[Dataset records]
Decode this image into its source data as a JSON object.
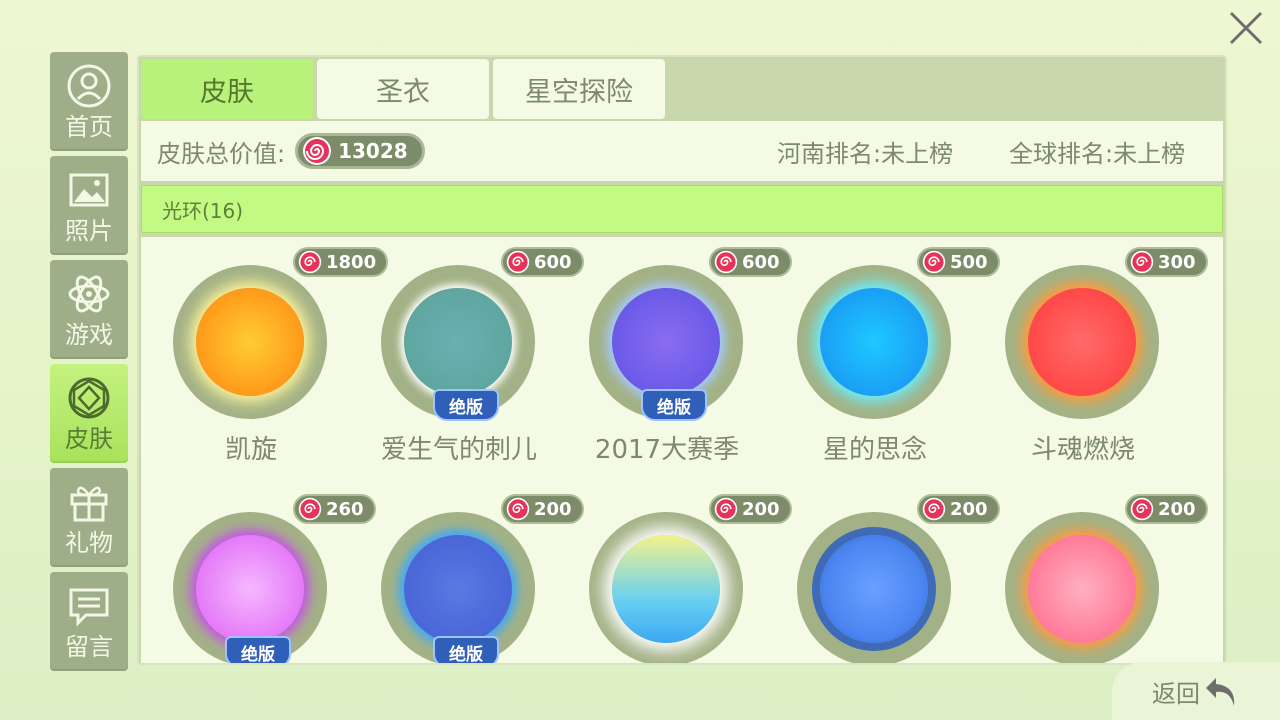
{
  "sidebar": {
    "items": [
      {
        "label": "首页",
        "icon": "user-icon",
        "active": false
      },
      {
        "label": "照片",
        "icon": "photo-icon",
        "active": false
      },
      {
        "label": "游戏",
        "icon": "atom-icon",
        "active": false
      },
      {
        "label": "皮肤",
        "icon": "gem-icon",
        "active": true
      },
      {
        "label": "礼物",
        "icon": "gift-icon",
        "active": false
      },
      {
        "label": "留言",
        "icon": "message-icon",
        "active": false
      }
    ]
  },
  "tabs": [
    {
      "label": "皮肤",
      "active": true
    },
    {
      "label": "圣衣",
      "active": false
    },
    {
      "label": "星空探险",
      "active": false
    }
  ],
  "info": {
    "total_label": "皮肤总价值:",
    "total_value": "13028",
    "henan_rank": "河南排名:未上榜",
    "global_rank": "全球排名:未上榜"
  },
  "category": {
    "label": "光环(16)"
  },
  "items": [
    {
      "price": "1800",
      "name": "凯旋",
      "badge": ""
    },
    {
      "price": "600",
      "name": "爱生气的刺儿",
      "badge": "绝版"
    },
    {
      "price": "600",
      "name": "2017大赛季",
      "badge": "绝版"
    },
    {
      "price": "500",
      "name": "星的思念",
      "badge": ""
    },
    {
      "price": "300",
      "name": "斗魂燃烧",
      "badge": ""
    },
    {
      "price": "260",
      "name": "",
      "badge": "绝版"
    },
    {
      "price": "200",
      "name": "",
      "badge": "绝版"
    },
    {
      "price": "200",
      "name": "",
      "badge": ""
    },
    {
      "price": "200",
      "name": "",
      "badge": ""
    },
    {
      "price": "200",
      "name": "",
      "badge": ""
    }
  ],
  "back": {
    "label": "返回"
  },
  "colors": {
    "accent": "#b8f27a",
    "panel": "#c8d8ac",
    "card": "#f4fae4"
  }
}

» **WHAT NEEDS TO BE DONE**: Quote the preceding listing precisely and completely, omitting its images.

» **TASK OUTPUT**:
Decode this image into its source data as a JSON object.
{
  "sidebar": {
    "items": [
      {
        "label": "首页",
        "icon": "user-icon",
        "active": false
      },
      {
        "label": "照片",
        "icon": "photo-icon",
        "active": false
      },
      {
        "label": "游戏",
        "icon": "atom-icon",
        "active": false
      },
      {
        "label": "皮肤",
        "icon": "gem-icon",
        "active": true
      },
      {
        "label": "礼物",
        "icon": "gift-icon",
        "active": false
      },
      {
        "label": "留言",
        "icon": "message-icon",
        "active": false
      }
    ]
  },
  "tabs": [
    {
      "label": "皮肤",
      "active": true
    },
    {
      "label": "圣衣",
      "active": false
    },
    {
      "label": "星空探险",
      "active": false
    }
  ],
  "info": {
    "total_label": "皮肤总价值:",
    "total_value": "13028",
    "henan_rank": "河南排名:未上榜",
    "global_rank": "全球排名:未上榜"
  },
  "category": {
    "label": "光环(16)"
  },
  "items": [
    {
      "price": "1800",
      "name": "凯旋",
      "badge": ""
    },
    {
      "price": "600",
      "name": "爱生气的刺儿",
      "badge": "绝版"
    },
    {
      "price": "600",
      "name": "2017大赛季",
      "badge": "绝版"
    },
    {
      "price": "500",
      "name": "星的思念",
      "badge": ""
    },
    {
      "price": "300",
      "name": "斗魂燃烧",
      "badge": ""
    },
    {
      "price": "260",
      "name": "",
      "badge": "绝版"
    },
    {
      "price": "200",
      "name": "",
      "badge": "绝版"
    },
    {
      "price": "200",
      "name": "",
      "badge": ""
    },
    {
      "price": "200",
      "name": "",
      "badge": ""
    },
    {
      "price": "200",
      "name": "",
      "badge": ""
    }
  ],
  "back": {
    "label": "返回"
  },
  "colors": {
    "accent": "#b8f27a",
    "panel": "#c8d8ac",
    "card": "#f4fae4"
  }
}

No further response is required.